Exercise:
Output the data exactly, with every line intact.

Entries from a dataset:
•••••
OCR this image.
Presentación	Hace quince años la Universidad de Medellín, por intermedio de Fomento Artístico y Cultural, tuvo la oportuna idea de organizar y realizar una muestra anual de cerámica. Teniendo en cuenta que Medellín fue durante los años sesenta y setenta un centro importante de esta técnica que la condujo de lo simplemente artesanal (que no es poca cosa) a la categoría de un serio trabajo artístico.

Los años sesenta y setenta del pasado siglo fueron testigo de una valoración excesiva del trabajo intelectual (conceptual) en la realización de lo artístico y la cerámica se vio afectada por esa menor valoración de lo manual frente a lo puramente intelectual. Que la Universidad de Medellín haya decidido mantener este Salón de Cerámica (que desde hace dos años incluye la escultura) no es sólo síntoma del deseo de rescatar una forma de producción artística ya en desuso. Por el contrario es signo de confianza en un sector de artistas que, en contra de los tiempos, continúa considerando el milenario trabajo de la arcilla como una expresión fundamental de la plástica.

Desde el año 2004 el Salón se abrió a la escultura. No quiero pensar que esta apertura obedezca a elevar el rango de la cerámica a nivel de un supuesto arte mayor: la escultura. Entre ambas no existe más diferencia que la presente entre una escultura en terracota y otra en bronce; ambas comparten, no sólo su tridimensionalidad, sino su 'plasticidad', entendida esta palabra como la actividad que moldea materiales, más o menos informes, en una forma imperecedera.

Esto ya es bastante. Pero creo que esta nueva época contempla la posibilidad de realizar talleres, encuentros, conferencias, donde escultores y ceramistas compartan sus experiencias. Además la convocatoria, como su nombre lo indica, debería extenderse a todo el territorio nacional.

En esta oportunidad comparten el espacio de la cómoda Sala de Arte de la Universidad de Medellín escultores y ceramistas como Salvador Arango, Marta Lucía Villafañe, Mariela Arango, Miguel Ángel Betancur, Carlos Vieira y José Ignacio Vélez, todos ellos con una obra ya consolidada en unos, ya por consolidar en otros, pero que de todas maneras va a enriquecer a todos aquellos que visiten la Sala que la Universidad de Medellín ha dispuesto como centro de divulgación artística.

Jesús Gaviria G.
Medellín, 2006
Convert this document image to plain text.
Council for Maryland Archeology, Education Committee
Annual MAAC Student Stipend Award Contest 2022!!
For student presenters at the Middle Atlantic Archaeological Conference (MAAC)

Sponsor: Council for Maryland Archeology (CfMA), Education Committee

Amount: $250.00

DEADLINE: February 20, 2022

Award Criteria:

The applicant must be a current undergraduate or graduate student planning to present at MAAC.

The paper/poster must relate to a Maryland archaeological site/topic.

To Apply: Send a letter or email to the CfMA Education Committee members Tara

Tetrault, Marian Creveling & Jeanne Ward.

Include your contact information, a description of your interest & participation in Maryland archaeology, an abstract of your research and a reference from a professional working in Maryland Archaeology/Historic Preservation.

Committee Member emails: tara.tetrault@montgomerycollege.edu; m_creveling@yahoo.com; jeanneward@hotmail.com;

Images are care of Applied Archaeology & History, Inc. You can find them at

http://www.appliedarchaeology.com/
•••••
Written answer:
OCR this image.
Presentación	Hace quince años la Universidad de Medellín, por intermedio de Fomento Artístico y Cultural, tuvo la oportuna idea de organizar y realizar una muestra anual de cerámica. Teniendo en cuenta que Medellín fue durante los años sesenta y setenta un centro importante de esta técnica que la condujo de lo simplemente artesanal (que no es poca cosa) a la categoría de un serio trabajo artístico.

Los años sesenta y setenta del pasado siglo fueron testigo de una valoración excesiva del trabajo intelectual (conceptual) en la realización de lo artístico y la cerámica se vio afectada por esa menor valoración de lo manual frente a lo puramente intelectual. Que la Universidad de Medellín haya decidido mantener este Salón de Cerámica (que desde hace dos años incluye la escultura) no es sólo síntoma del deseo de rescatar una forma de producción artística ya en desuso. Por el contrario es signo de confianza en un sector de artistas que, en contra de los tiempos, continúa considerando el milenario trabajo de la arcilla como una expresión fundamental de la plástica.

Desde el año 2004 el Salón se abrió a la escultura. No quiero pensar que esta apertura obedezca a elevar el rango de la cerámica a nivel de un supuesto arte mayor: la escultura. Entre ambas no existe más diferencia que la presente entre una escultura en terracota y otra en bronce; ambas comparten, no sólo su tridimensionalidad, sino su 'plasticidad', entendida esta palabra como la actividad que moldea materiales, más o menos informes, en una forma imperecedera.

Esto ya es bastante. Pero creo que esta nueva época contempla la posibilidad de realizar talleres, encuentros, conferencias, donde escultores y ceramistas compartan sus experiencias. Además la convocatoria, como su nombre lo indica, debería extenderse a todo el territorio nacional.

En esta oportunidad comparten el espacio de la cómoda Sala de Arte de la Universidad de Medellín escultores y ceramistas como Salvador Arango, Marta Lucía Villafañe, Mariela Arango, Miguel Ángel Betancur, Carlos Vieira y José Ignacio Vélez, todos ellos con una obra ya consolidada en unos, ya por consolidar en otros, pero que de todas maneras va a enriquecer a todos aquellos que visiten la Sala que la Universidad de Medellín ha dispuesto como centro de divulgación artística.

Jesús Gaviria G.
Medellín, 2006
Convert this document image to plain text.
Council for Maryland Archeology, Education Committee
Annual MAAC Student Stipend Award Contest 2022!!
For student presenters at the Middle Atlantic Archaeological Conference (MAAC)

Sponsor: Council for Maryland Archeology (CfMA), Education Committee

Amount: $250.00

DEADLINE: February 20, 2022

Award Criteria:

The applicant must be a current undergraduate or graduate student planning to present at MAAC.

The paper/poster must relate to a Maryland archaeological site/topic.

To Apply: Send a letter or email to the CfMA Education Committee members Tara

Tetrault, Marian Creveling & Jeanne Ward.

Include your contact information, a description of your interest & participation in Maryland archaeology, an abstract of your research and a reference from a professional working in Maryland Archaeology/Historic Preservation.

Committee Member emails: tara.tetrault@montgomerycollege.edu; m_creveling@yahoo.com; jeanneward@hotmail.com;

Images are care of Applied Archaeology & History, Inc. You can find them at

http://www.appliedarchaeology.com/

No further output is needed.